» **Aim**: Find the number of lines containing the string "Anne" in the data. Answer with the number by itself.

* Start *

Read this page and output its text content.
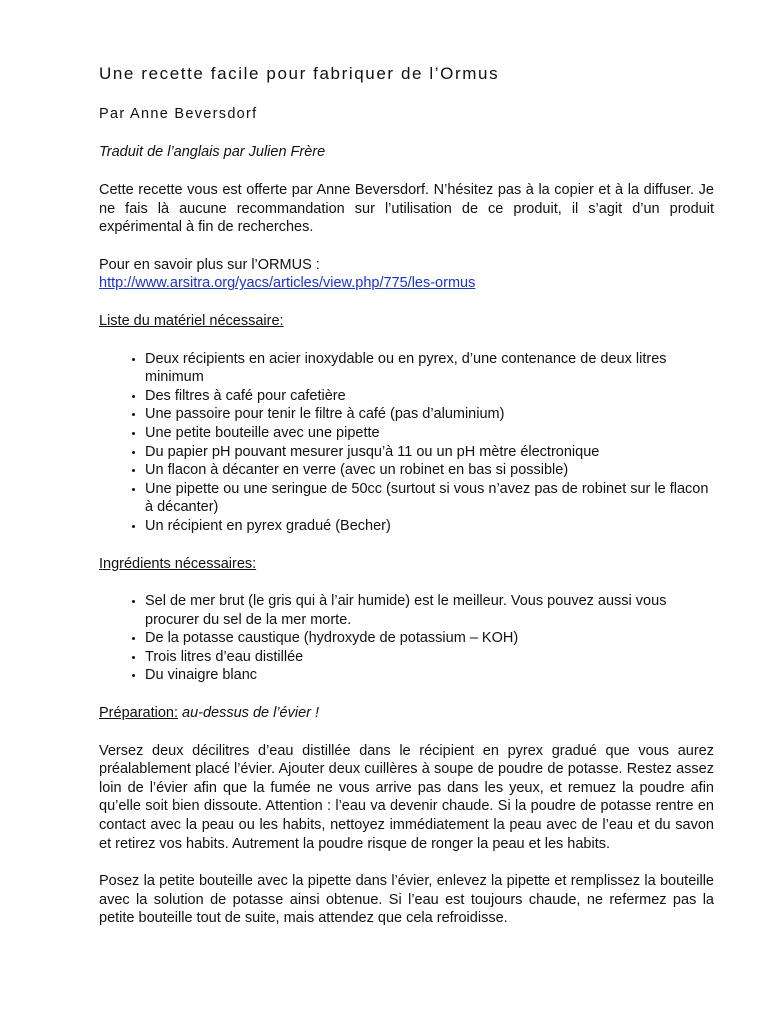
Une recette facile pour fabriquer de l’Ormus
Par Anne Beversdorf
Traduit de l’anglais par Julien Frère

Cette recette vous est offerte par Anne Beversdorf. N’hésitez pas à la copier et à la diffuser. Je ne fais là aucune recommandation sur l’utilisation de ce produit, il s’agit d’un produit expérimental à fin de recherches.

Pour en savoir plus sur l’ORMUS :
http://www.arsitra.org/yacs/articles/view.php/775/les-ormus

Liste du matériel nécessaire:

• Deux récipients en acier inoxydable ou en pyrex, d’une contenance de deux litres minimum
• Des filtres à café pour cafetière
• Une passoire pour tenir le filtre à café (pas d’aluminium)
• Une petite bouteille avec une pipette
• Du papier pH pouvant mesurer jusqu’à 11 ou un pH mètre électronique
• Un flacon à décanter en verre (avec un robinet en bas si possible)
• Une pipette ou une seringue de 50cc (surtout si vous n’avez pas de robinet sur le flacon à décanter)
• Un récipient en pyrex gradué (Becher)

Ingrédients nécessaires:

• Sel de mer brut (le gris qui à l’air humide) est le meilleur. Vous pouvez aussi vous procurer du sel de la mer morte.
• De la potasse caustique (hydroxyde de potassium – KOH)
• Trois litres d’eau distillée
• Du vinaigre blanc

Préparation: au-dessus de l’évier !

Versez deux décilitres d’eau distillée dans le récipient en pyrex gradué que vous aurez préalablement placé l’évier. Ajouter deux cuillères à soupe de poudre de potasse. Restez assez loin de l’évier afin que la fumée ne vous arrive pas dans les yeux, et remuez la poudre afin qu’elle soit bien dissoute. Attention : l’eau va devenir chaude. Si la poudre de potasse rentre en contact avec la peau ou les habits, nettoyez immédiatement la peau avec de l’eau et du savon et retirez vos habits. Autrement la poudre risque de ronger la peau et les habits.

Posez la petite bouteille avec la pipette dans l’évier, enlevez la pipette et remplissez la bouteille avec la solution de potasse ainsi obtenue. Si l’eau est toujours chaude, ne refermez pas la petite bouteille tout de suite, mais attendez que cela refroidisse.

* End *

» **Reply**: 2